Goal: Pick out all lines with the word "frac" from the records that follow.

Data for this exercise:
## start
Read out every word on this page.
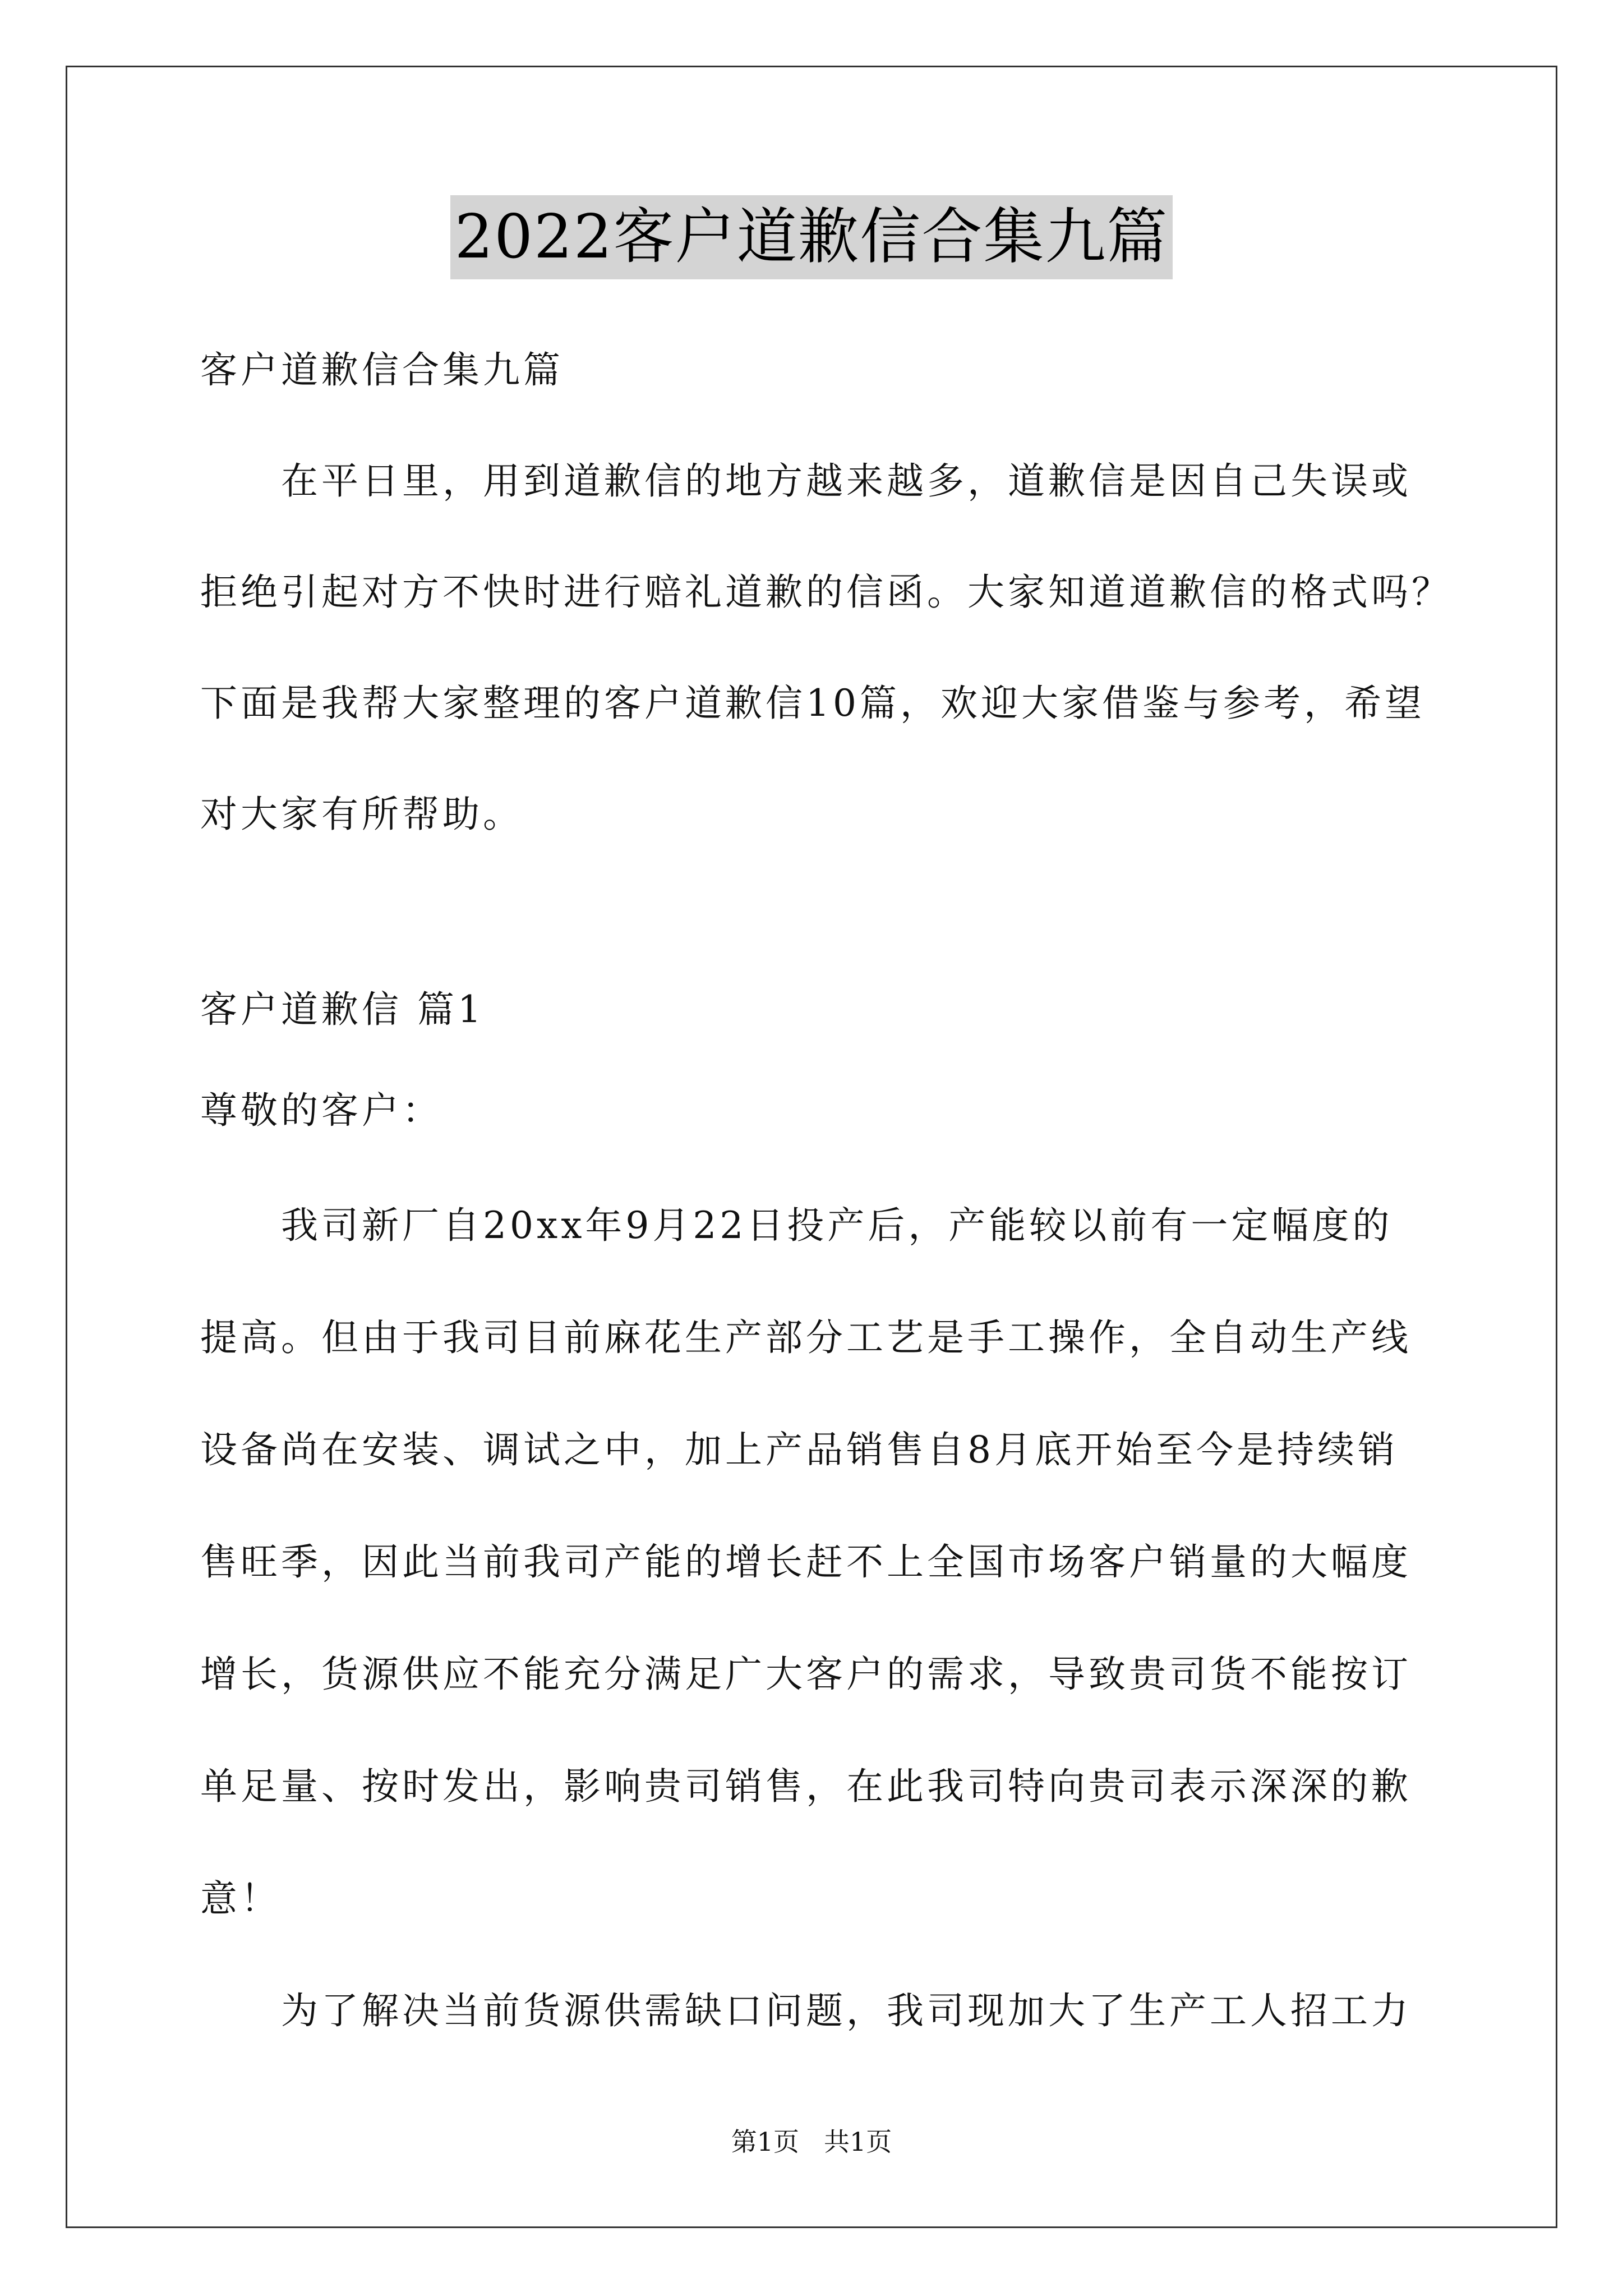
2022客户道歉信合集九篇
客户道歉信合集九篇
在平日里，用到道歉信的地方越来越多，道歉信是因自己失误或
拒绝引起对方不快时进行赔礼道歉的信函。大家知道道歉信的格式吗？
下面是我帮大家整理的客户道歉信10篇，欢迎大家借鉴与参考，希望
对大家有所帮助。
客户道歉信 篇1
尊敬的客户：
我司新厂自20xx年9月22日投产后，产能较以前有一定幅度的
提高。但由于我司目前麻花生产部分工艺是手工操作，全自动生产线
设备尚在安装、调试之中，加上产品销售自8月底开始至今是持续销
售旺季，因此当前我司产能的增长赶不上全国市场客户销量的大幅度
增长，货源供应不能充分满足广大客户的需求，导致贵司货不能按订
单足量、按时发出，影响贵司销售，在此我司特向贵司表示深深的歉
意！
为了解决当前货源供需缺口问题，我司现加大了生产工人招工力
第1页 共1页
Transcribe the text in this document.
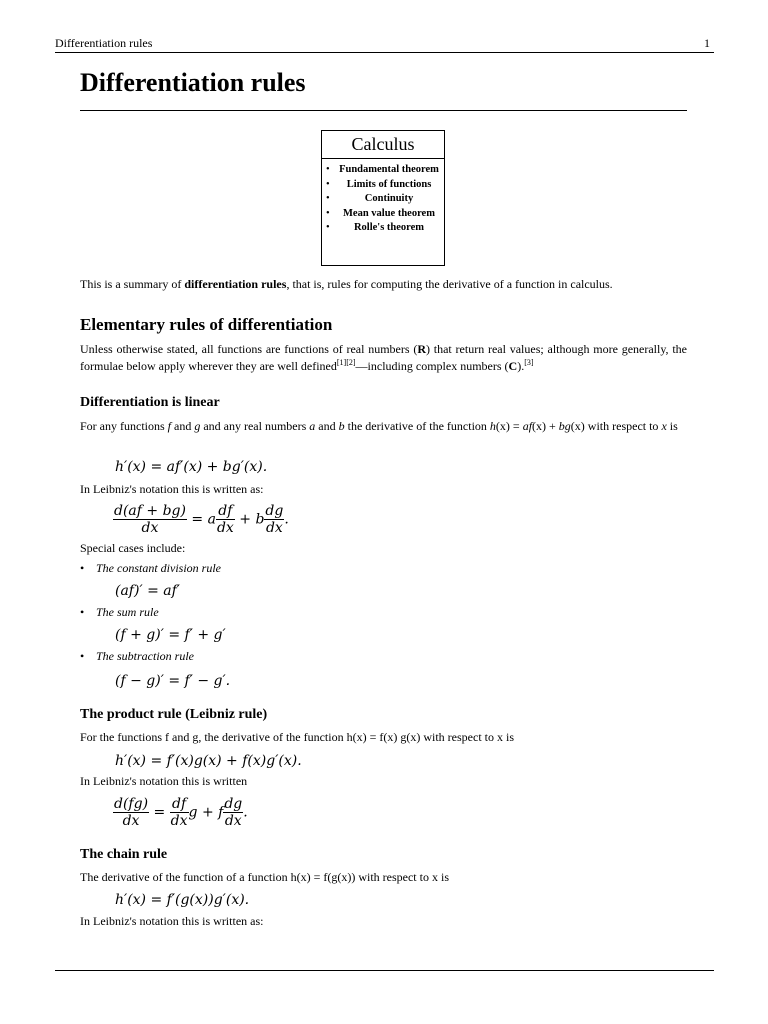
Differentiation rules	1
Differentiation rules
Calculus
• Fundamental theorem
• Limits of functions
•	Continuity
• Mean value theorem
• Rolle's theorem
This is a summary of differentiation rules, that is, rules for computing the derivative of a function in calculus.
Elementary rules of differentiation
Unless otherwise stated, all functions are functions of real numbers (R) that return real values; although more generally, the formulae below apply wherever they are well defined[1][2]—including complex numbers (C).[3]
Differentiation is linear
For any functions f and g and any real numbers a and b the derivative of the function h(x) = af(x) + bg(x) with respect to x is
h′(x) = af′(x) + bg′(x).
In Leibniz's notation this is written as:
$\frac{d(af + bg)}{dx} = a \frac{df}{dx} + b \frac{dg}{dx}$ .
Special cases include:
• The constant division rule
(af)′ = af′
• The sum rule
(f + g)′ = f′ + g′
• The subtraction rule
(f − g)′ = f′ − g′.
The product rule (Leibniz rule)
For the functions f and g, the derivative of the function h(x) = f(x) g(x) with respect to x is
h′(x) = f′(x)g(x) + f(x)g′(x).
In Leibniz's notation this is written
$\frac{d(fg)}{dx} = \frac{df}{dx}$ g + f $\frac{dg}{dx}$ .
The chain rule
The derivative of the function of a function h(x) = f(g(x)) with respect to x is
h′(x) = f′(g(x))g′(x).
In Leibniz's notation this is written as:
## end
Complete response:
$\frac{d(af + bg)}{dx} = a \frac{df}{dx} + b \frac{dg}{dx}$ .
$\frac{d(fg)}{dx} = \frac{df}{dx}$ g + f $\frac{dg}{dx}$ .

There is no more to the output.